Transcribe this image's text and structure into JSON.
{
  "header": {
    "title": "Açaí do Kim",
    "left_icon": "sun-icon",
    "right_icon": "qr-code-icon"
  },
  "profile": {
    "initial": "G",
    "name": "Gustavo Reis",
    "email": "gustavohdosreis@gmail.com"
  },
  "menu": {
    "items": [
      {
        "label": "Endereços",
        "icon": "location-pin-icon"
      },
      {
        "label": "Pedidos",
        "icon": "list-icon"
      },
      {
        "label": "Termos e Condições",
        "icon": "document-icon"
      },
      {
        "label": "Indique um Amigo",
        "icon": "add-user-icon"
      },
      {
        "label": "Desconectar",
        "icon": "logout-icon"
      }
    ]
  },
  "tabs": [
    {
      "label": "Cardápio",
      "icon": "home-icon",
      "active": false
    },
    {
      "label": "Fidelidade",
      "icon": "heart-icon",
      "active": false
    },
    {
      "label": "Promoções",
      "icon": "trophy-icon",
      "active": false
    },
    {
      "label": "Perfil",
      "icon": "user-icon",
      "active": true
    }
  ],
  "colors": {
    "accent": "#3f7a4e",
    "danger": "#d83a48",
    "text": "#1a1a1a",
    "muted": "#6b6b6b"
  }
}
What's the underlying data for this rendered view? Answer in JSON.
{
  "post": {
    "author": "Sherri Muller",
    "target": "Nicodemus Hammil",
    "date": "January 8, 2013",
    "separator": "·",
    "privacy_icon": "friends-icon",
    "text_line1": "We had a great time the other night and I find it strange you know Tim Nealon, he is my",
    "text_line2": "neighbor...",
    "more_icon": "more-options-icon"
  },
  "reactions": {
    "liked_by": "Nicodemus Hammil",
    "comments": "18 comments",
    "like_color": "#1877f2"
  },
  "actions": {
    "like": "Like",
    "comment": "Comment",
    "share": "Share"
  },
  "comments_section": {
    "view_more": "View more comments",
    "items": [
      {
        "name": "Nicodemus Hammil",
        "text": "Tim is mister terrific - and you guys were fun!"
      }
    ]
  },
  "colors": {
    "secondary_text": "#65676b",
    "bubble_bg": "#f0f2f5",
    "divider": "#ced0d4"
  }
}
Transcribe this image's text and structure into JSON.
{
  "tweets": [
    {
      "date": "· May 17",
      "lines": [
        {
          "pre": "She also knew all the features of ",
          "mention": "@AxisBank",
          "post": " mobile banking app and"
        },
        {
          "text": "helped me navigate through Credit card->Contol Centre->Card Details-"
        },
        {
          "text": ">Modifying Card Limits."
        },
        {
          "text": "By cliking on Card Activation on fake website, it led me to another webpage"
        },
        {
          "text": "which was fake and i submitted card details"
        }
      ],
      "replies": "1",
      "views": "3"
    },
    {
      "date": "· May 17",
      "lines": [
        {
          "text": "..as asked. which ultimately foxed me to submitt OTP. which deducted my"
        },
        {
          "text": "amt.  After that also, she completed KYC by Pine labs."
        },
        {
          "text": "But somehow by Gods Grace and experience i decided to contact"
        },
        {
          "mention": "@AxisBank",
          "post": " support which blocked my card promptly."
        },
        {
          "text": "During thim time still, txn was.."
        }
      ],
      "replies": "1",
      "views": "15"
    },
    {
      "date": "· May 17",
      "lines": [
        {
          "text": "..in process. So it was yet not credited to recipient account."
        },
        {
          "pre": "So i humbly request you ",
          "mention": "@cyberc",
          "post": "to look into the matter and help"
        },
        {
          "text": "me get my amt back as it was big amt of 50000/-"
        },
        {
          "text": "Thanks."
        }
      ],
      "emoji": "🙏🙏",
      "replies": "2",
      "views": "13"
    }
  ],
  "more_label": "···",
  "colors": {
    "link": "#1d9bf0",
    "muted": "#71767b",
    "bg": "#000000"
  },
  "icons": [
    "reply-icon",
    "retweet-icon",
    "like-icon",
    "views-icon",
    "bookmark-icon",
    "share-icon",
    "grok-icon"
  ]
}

━━━━━━━━━━━━━━━━━━━━━━━━━━━━━━

TASK GOAL - Return every record, word for word.

WRITTEN SOLUTION -
Transcribe this image's text and structure into JSON.
{
  "header": {
    "title": "Açaí do Kim",
    "left_icon": "sun-icon",
    "right_icon": "qr-code-icon"
  },
  "profile": {
    "initial": "G",
    "name": "Gustavo Reis",
    "email": "gustavohdosreis@gmail.com"
  },
  "menu": {
    "items": [
      {
        "label": "Endereços",
        "icon": "location-pin-icon"
      },
      {
        "label": "Pedidos",
        "icon": "list-icon"
      },
      {
        "label": "Termos e Condições",
        "icon": "document-icon"
      },
      {
        "label": "Indique um Amigo",
        "icon": "add-user-icon"
      },
      {
        "label": "Desconectar",
        "icon": "logout-icon"
      }
    ]
  },
  "tabs": [
    {
      "label": "Cardápio",
      "icon": "home-icon",
      "active": false
    },
    {
      "label": "Fidelidade",
      "icon": "heart-icon",
      "active": false
    },
    {
      "label": "Promoções",
      "icon": "trophy-icon",
      "active": false
    },
    {
      "label": "Perfil",
      "icon": "user-icon",
      "active": true
    }
  ],
  "colors": {
    "accent": "#3f7a4e",
    "danger": "#d83a48",
    "text": "#1a1a1a",
    "muted": "#6b6b6b"
  }
}
What's the underlying data for this rendered view? Answer in JSON.
{
  "post": {
    "author": "Sherri Muller",
    "target": "Nicodemus Hammil",
    "date": "January 8, 2013",
    "separator": "·",
    "privacy_icon": "friends-icon",
    "text_line1": "We had a great time the other night and I find it strange you know Tim Nealon, he is my",
    "text_line2": "neighbor...",
    "more_icon": "more-options-icon"
  },
  "reactions": {
    "liked_by": "Nicodemus Hammil",
    "comments": "18 comments",
    "like_color": "#1877f2"
  },
  "actions": {
    "like": "Like",
    "comment": "Comment",
    "share": "Share"
  },
  "comments_section": {
    "view_more": "View more comments",
    "items": [
      {
        "name": "Nicodemus Hammil",
        "text": "Tim is mister terrific - and you guys were fun!"
      }
    ]
  },
  "colors": {
    "secondary_text": "#65676b",
    "bubble_bg": "#f0f2f5",
    "divider": "#ced0d4"
  }
}
Transcribe this image's text and structure into JSON.
{
  "tweets": [
    {
      "date": "· May 17",
      "lines": [
        {
          "pre": "She also knew all the features of ",
          "mention": "@AxisBank",
          "post": " mobile banking app and"
        },
        {
          "text": "helped me navigate through Credit card->Contol Centre->Card Details-"
        },
        {
          "text": ">Modifying Card Limits."
        },
        {
          "text": "By cliking on Card Activation on fake website, it led me to another webpage"
        },
        {
          "text": "which was fake and i submitted card details"
        }
      ],
      "replies": "1",
      "views": "3"
    },
    {
      "date": "· May 17",
      "lines": [
        {
          "text": "..as asked. which ultimately foxed me to submitt OTP. which deducted my"
        },
        {
          "text": "amt.  After that also, she completed KYC by Pine labs."
        },
        {
          "text": "But somehow by Gods Grace and experience i decided to contact"
        },
        {
          "mention": "@AxisBank",
          "post": " support which blocked my card promptly."
        },
        {
          "text": "During thim time still, txn was.."
        }
      ],
      "replies": "1",
      "views": "15"
    },
    {
      "date": "· May 17",
      "lines": [
        {
          "text": "..in process. So it was yet not credited to recipient account."
        },
        {
          "pre": "So i humbly request you ",
          "mention": "@cyberc",
          "post": "to look into the matter and help"
        },
        {
          "text": "me get my amt back as it was big amt of 50000/-"
        },
        {
          "text": "Thanks."
        }
      ],
      "emoji": "🙏🙏",
      "replies": "2",
      "views": "13"
    }
  ],
  "more_label": "···",
  "colors": {
    "link": "#1d9bf0",
    "muted": "#71767b",
    "bg": "#000000"
  },
  "icons": [
    "reply-icon",
    "retweet-icon",
    "like-icon",
    "views-icon",
    "bookmark-icon",
    "share-icon",
    "grok-icon"
  ]
}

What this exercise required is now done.